(Text excerpt)

Overview
- Manufacturer: Mercedes-Benz
- Production: 1933–1936

Layout
- Configuration: Straight-six
- Displacement: 2.0 L (122 cu in)
- Cylinder bore: 70 mm (2.8 in)
- Piston stroke: 85 mm (3.3 in)
- Valvetrain: 12-valve, SOHC, two-valves per cylinder
- Compression ratio: 5.75:1

Combustion
- Fuel system: Carburetor
- Fuel type: Gasoline
- Oil system: Dry sump

Output
- Power output: 40 hp (30 kW)
- Torque output: 83 lb⋅ft (113 N⋅m)

= Mercedes-Benz M21 engine =

The Mercedes-Benz M21 engine is a naturally-aspirated, 2.0-liter, straight-6, internal combustion piston engine, designed, developed and produced by Mercedes-Benz; between 1933 and 1936.

(Data to examine)
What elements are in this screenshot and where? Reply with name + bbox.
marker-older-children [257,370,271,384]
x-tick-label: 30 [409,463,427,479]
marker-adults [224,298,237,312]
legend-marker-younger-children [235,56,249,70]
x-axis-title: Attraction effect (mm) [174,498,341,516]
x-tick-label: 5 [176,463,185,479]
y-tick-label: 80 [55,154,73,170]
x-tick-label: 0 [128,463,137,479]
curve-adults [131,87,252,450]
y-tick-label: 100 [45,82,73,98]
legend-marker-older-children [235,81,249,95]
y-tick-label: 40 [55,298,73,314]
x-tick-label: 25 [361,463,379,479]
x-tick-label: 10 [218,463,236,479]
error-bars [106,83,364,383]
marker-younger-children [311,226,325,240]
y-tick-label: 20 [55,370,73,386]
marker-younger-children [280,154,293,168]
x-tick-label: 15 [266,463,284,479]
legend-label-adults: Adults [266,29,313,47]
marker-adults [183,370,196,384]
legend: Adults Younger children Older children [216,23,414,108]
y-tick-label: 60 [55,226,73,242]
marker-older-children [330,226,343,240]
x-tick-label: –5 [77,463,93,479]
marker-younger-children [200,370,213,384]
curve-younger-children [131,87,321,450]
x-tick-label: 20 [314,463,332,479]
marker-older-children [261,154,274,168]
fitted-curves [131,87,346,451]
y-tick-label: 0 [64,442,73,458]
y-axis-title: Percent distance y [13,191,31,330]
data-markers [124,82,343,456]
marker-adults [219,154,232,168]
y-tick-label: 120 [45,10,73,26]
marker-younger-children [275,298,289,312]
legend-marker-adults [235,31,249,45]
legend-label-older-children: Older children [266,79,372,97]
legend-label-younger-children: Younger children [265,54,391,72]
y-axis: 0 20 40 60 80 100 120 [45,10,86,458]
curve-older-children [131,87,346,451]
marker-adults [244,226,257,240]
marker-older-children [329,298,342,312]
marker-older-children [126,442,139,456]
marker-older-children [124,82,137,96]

(What you should do) Pick up the article on the Mercedes-Benz M21 engine after its last sentence and continue it.

(Written reply)
==M21 Engine==
The side-valve six-cylinder engine had a capacity of 1,961 cc which produced a claimed maximum output of 40 PS at 3,200 rpm. The engine shared its 85 mm piston stroke length with the smaller 6-cylinder unit fitted in the manufacturer's W15 model, but for the W21 the bore was increased by 5 mm to 70 mm. The stated top speed was 98 km/h (61 mph) for the standard length and 95 km/h (59 mph) for the long bodied cars. Power from the engine passed to the rear wheels through a four-speed manual transmission in which the top gear was effectively an overdrive ratio. The top two ratios featured synchromesh. The brakes operated on all four wheels via a hydraulic linkage.

During the model's final year, Mercedes-Benz announced, in June 1936, the option of a more powerful 2,229 cc 55 PS engine, which was seen as a necessary response to criticism of the car's leisurely performance in long bodied form.